# [WORK TO DO]
Pick out the lines in the listing below that contain the word "this" and copy them.

★ ★ ★ ★

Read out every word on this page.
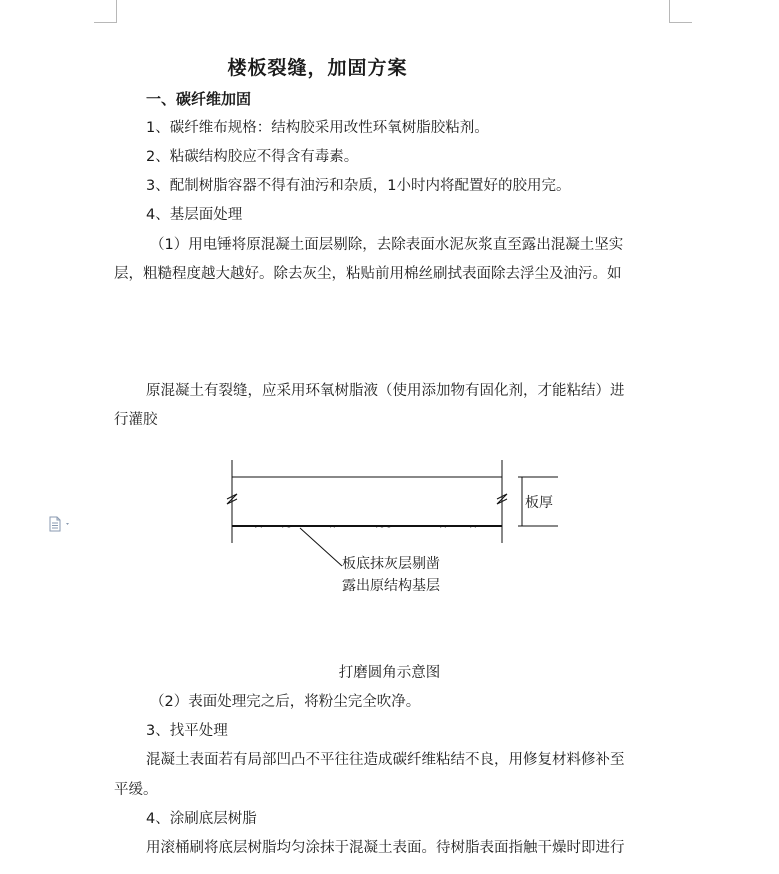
楼板裂缝，加固方案
一、碳纤维加固
1、碳纤维布规格：结构胶采用改性环氧树脂胶粘剂。
2、粘碳结构胶应不得含有毒素。
3、配制树脂容器不得有油污和杂质，1小时内将配置好的胶用完。
4、基层面处理
（1）用电锤将原混凝土面层剔除，去除表面水泥灰浆直至露出混凝土坚实
层，粗糙程度越大越好。除去灰尘，粘贴前用棉丝刷拭表面除去浮尘及油污。如
原混凝土有裂缝，应采用环氧树脂液（使用添加物有固化剂，才能粘结）进
行灌胶
板厚
板底抹灰层剔凿
露出原结构基层
打磨圆角示意图
（2）表面处理完之后，将粉尘完全吹净。
3、找平处理
混凝土表面若有局部凹凸不平往往造成碳纤维粘结不良，用修复材料修补至
平缓。
4、涂刷底层树脂
用滚桶刷将底层树脂均匀涂抹于混凝土表面。待树脂表面指触干燥时即进行
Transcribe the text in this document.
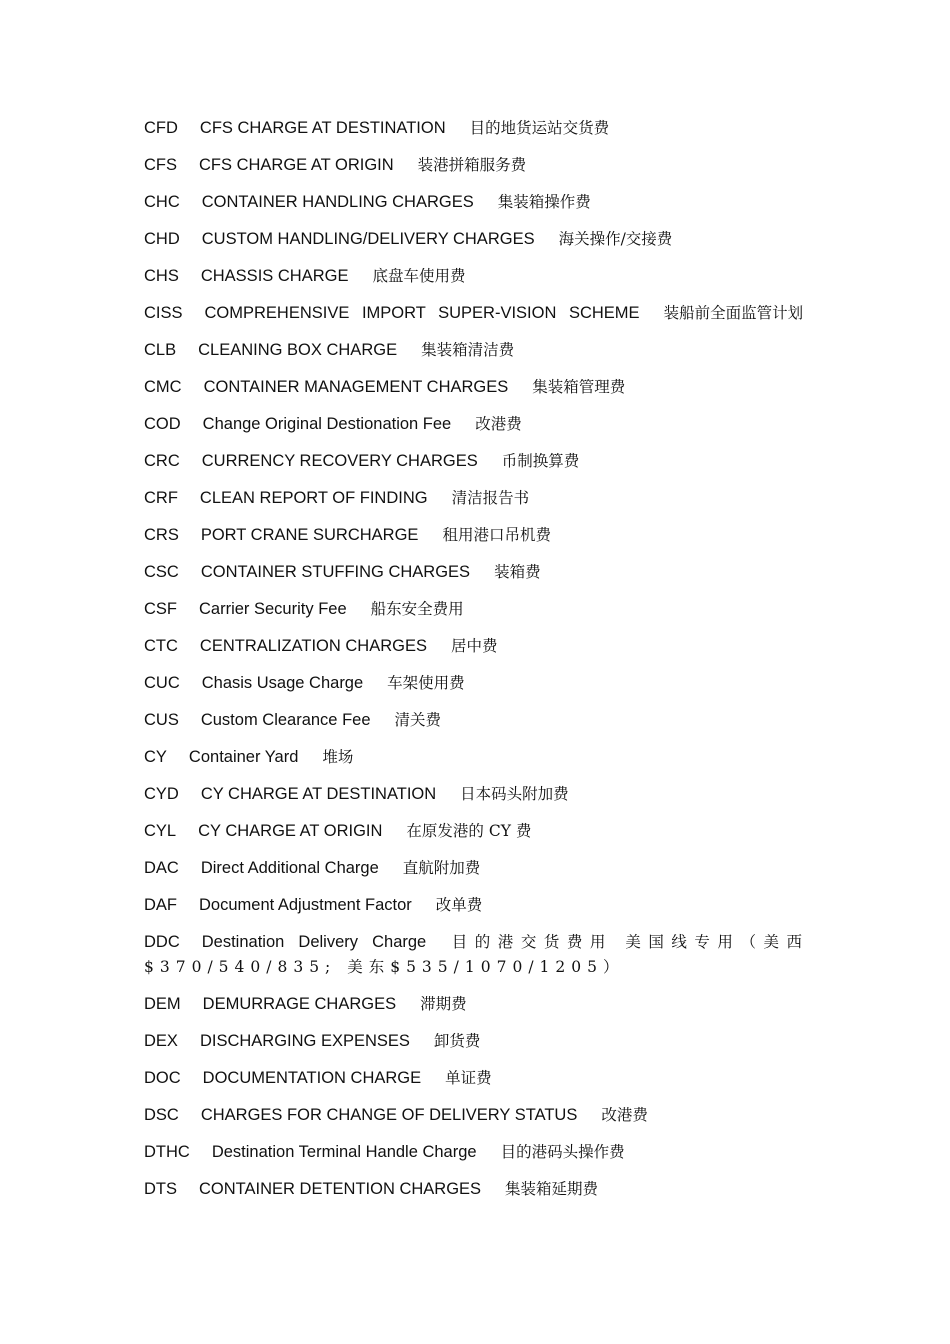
CFD CFS CHARGE AT DESTINATION 目的地货运站交货费
CFS CFS CHARGE AT ORIGIN 装港拼箱服务费
CHC CONTAINER HANDLING CHARGES 集装箱操作费
CHD CUSTOM HANDLING/DELIVERY CHARGES 海关操作/交接费
CHS CHASSIS CHARGE 底盘车使用费
CISS COMPREHENSIVE IMPORT SUPER-VISION SCHEME 装船前全面监管计划
CLB CLEANING BOX CHARGE 集装箱清洁费
CMC CONTAINER MANAGEMENT CHARGES 集装箱管理费
COD Change Original Destionation Fee 改港费
CRC CURRENCY RECOVERY CHARGES 币制换算费
CRF CLEAN REPORT OF FINDING 清洁报告书
CRS PORT CRANE SURCHARGE 租用港口吊机费
CSC CONTAINER STUFFING CHARGES 装箱费
CSF Carrier Security Fee 船东安全费用
CTC CENTRALIZATION CHARGES 居中费
CUC Chasis Usage Charge 车架使用费
CUS Custom Clearance Fee 清关费
CY Container Yard 堆场
CYD CY CHARGE AT DESTINATION 日本码头附加费
CYL CY CHARGE AT ORIGIN 在原发港的 CY 费
DAC Direct Additional Charge 直航附加费
DAF Document Adjustment Factor 改单费
DDC Destination Delivery Charge 目的港交货费用 美国线专用（美西 $370/540/835; 美东$535/1070/1205）
DEM DEMURRAGE CHARGES 滞期费
DEX DISCHARGING EXPENSES 卸货费
DOC DOCUMENTATION CHARGE 单证费
DSC CHARGES FOR CHANGE OF DELIVERY STATUS 改港费
DTHC Destination Terminal Handle Charge 目的港码头操作费
DTS CONTAINER DETENTION CHARGES 集装箱延期费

★ ★ ★ ★

# [EXERCISE ANSWER]
Read out every word on this page.
Transcribe the text in this document.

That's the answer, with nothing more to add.